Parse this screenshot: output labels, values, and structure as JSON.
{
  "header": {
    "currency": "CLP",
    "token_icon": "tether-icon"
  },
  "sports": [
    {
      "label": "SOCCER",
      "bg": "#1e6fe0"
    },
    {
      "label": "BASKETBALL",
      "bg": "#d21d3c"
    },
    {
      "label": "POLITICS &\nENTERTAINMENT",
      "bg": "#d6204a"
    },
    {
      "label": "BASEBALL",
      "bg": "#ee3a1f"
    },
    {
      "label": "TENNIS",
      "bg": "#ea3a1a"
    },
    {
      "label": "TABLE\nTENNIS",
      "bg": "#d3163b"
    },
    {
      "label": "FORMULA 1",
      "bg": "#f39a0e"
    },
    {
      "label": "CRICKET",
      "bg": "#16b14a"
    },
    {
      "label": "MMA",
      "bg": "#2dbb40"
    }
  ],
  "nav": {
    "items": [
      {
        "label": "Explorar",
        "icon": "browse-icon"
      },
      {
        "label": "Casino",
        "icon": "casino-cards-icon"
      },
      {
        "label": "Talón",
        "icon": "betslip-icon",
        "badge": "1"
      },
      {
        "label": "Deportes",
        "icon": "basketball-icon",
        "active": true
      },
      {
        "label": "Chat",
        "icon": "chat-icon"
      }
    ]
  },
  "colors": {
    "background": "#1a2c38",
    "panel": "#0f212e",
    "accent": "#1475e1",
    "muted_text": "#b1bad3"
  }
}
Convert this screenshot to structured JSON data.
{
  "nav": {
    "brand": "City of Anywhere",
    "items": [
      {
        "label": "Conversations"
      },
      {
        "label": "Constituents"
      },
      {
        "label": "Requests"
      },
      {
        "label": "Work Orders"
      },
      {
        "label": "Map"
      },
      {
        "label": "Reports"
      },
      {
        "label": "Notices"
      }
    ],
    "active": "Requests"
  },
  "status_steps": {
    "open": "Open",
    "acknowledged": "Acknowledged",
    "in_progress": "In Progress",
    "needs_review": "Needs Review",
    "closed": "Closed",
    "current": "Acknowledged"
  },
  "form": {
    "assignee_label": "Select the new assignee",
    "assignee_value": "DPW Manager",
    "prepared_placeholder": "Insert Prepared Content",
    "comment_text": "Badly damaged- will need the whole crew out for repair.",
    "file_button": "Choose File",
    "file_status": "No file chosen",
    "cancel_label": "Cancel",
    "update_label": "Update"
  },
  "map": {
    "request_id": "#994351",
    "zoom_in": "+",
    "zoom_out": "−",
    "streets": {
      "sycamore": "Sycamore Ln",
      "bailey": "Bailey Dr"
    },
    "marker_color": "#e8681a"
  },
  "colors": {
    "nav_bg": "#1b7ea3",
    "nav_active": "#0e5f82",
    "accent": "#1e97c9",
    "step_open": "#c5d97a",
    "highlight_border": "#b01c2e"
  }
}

***

**Description of the task**
Copy all of the material word for word.

**Completed exercise**
Parse this screenshot: output labels, values, and structure as JSON.
{
  "header": {
    "currency": "CLP",
    "token_icon": "tether-icon"
  },
  "sports": [
    {
      "label": "SOCCER",
      "bg": "#1e6fe0"
    },
    {
      "label": "BASKETBALL",
      "bg": "#d21d3c"
    },
    {
      "label": "POLITICS &\nENTERTAINMENT",
      "bg": "#d6204a"
    },
    {
      "label": "BASEBALL",
      "bg": "#ee3a1f"
    },
    {
      "label": "TENNIS",
      "bg": "#ea3a1a"
    },
    {
      "label": "TABLE\nTENNIS",
      "bg": "#d3163b"
    },
    {
      "label": "FORMULA 1",
      "bg": "#f39a0e"
    },
    {
      "label": "CRICKET",
      "bg": "#16b14a"
    },
    {
      "label": "MMA",
      "bg": "#2dbb40"
    }
  ],
  "nav": {
    "items": [
      {
        "label": "Explorar",
        "icon": "browse-icon"
      },
      {
        "label": "Casino",
        "icon": "casino-cards-icon"
      },
      {
        "label": "Talón",
        "icon": "betslip-icon",
        "badge": "1"
      },
      {
        "label": "Deportes",
        "icon": "basketball-icon",
        "active": true
      },
      {
        "label": "Chat",
        "icon": "chat-icon"
      }
    ]
  },
  "colors": {
    "background": "#1a2c38",
    "panel": "#0f212e",
    "accent": "#1475e1",
    "muted_text": "#b1bad3"
  }
}
Convert this screenshot to structured JSON data.
{
  "nav": {
    "brand": "City of Anywhere",
    "items": [
      {
        "label": "Conversations"
      },
      {
        "label": "Constituents"
      },
      {
        "label": "Requests"
      },
      {
        "label": "Work Orders"
      },
      {
        "label": "Map"
      },
      {
        "label": "Reports"
      },
      {
        "label": "Notices"
      }
    ],
    "active": "Requests"
  },
  "status_steps": {
    "open": "Open",
    "acknowledged": "Acknowledged",
    "in_progress": "In Progress",
    "needs_review": "Needs Review",
    "closed": "Closed",
    "current": "Acknowledged"
  },
  "form": {
    "assignee_label": "Select the new assignee",
    "assignee_value": "DPW Manager",
    "prepared_placeholder": "Insert Prepared Content",
    "comment_text": "Badly damaged- will need the whole crew out for repair.",
    "file_button": "Choose File",
    "file_status": "No file chosen",
    "cancel_label": "Cancel",
    "update_label": "Update"
  },
  "map": {
    "request_id": "#994351",
    "zoom_in": "+",
    "zoom_out": "−",
    "streets": {
      "sycamore": "Sycamore Ln",
      "bailey": "Bailey Dr"
    },
    "marker_color": "#e8681a"
  },
  "colors": {
    "nav_bg": "#1b7ea3",
    "nav_active": "#0e5f82",
    "accent": "#1e97c9",
    "step_open": "#c5d97a",
    "highlight_border": "#b01c2e"
  }
}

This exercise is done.